Your instructions: Each line of the data that includes the string "icon" is to be copied out.

Extracted records:
---

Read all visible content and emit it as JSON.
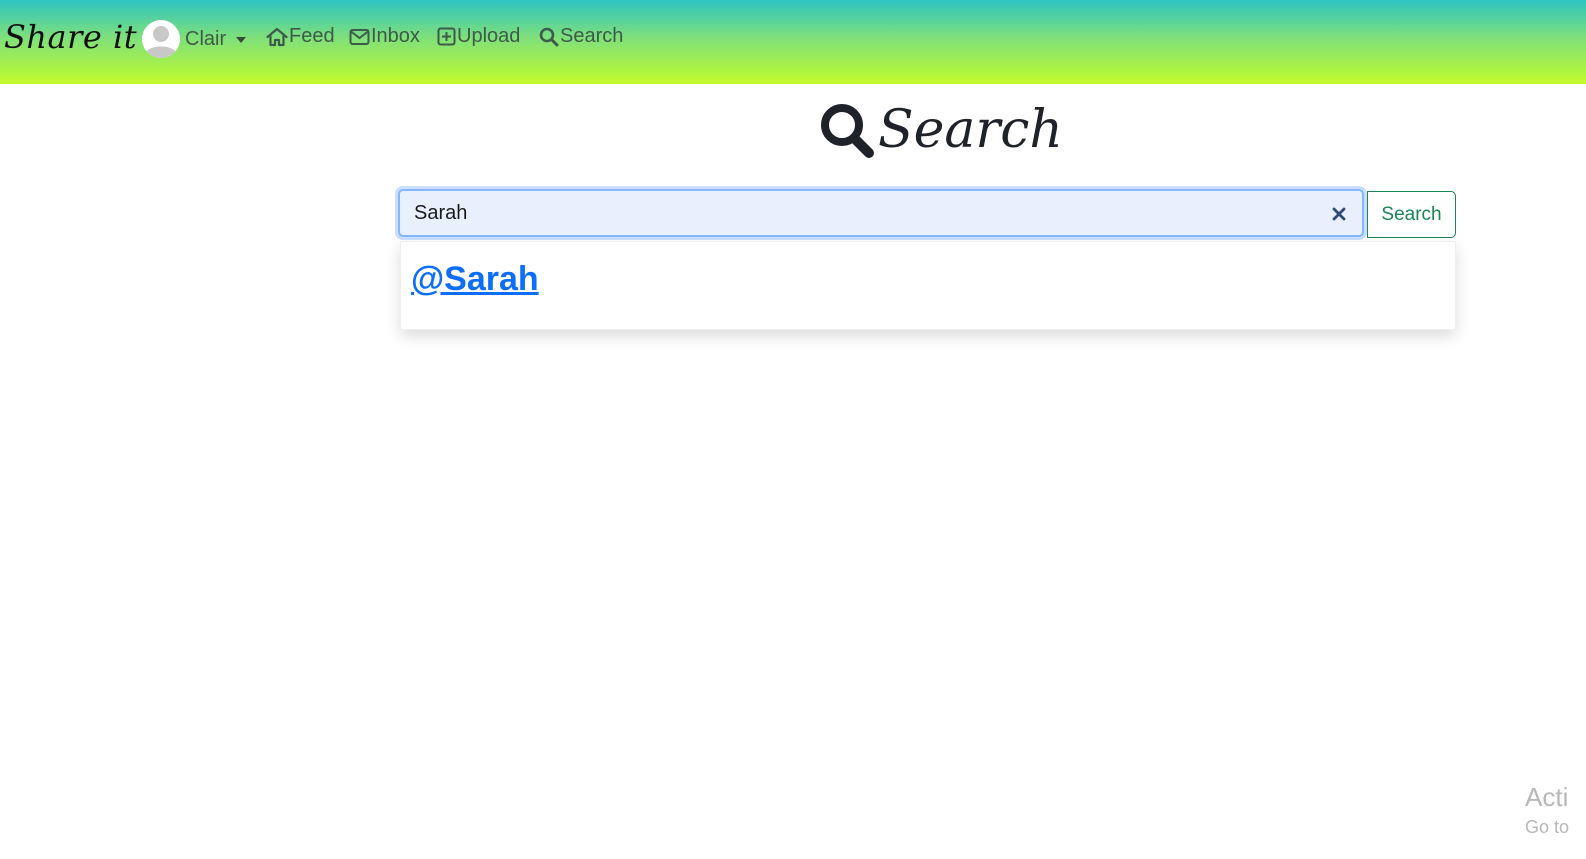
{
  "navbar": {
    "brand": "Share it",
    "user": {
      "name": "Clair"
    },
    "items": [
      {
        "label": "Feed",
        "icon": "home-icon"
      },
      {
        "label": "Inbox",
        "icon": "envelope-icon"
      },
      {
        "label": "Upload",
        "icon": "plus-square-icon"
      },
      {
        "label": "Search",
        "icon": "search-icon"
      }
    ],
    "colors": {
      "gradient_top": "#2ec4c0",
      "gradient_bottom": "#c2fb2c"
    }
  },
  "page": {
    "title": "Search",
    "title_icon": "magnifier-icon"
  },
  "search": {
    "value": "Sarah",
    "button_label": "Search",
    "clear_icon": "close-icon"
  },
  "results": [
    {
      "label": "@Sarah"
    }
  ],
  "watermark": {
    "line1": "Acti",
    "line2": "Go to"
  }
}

---

Written response:
        "icon": "home-icon"
        "icon": "envelope-icon"
        "icon": "plus-square-icon"
        "icon": "search-icon"
    "title_icon": "magnifier-icon"
    "clear_icon": "close-icon"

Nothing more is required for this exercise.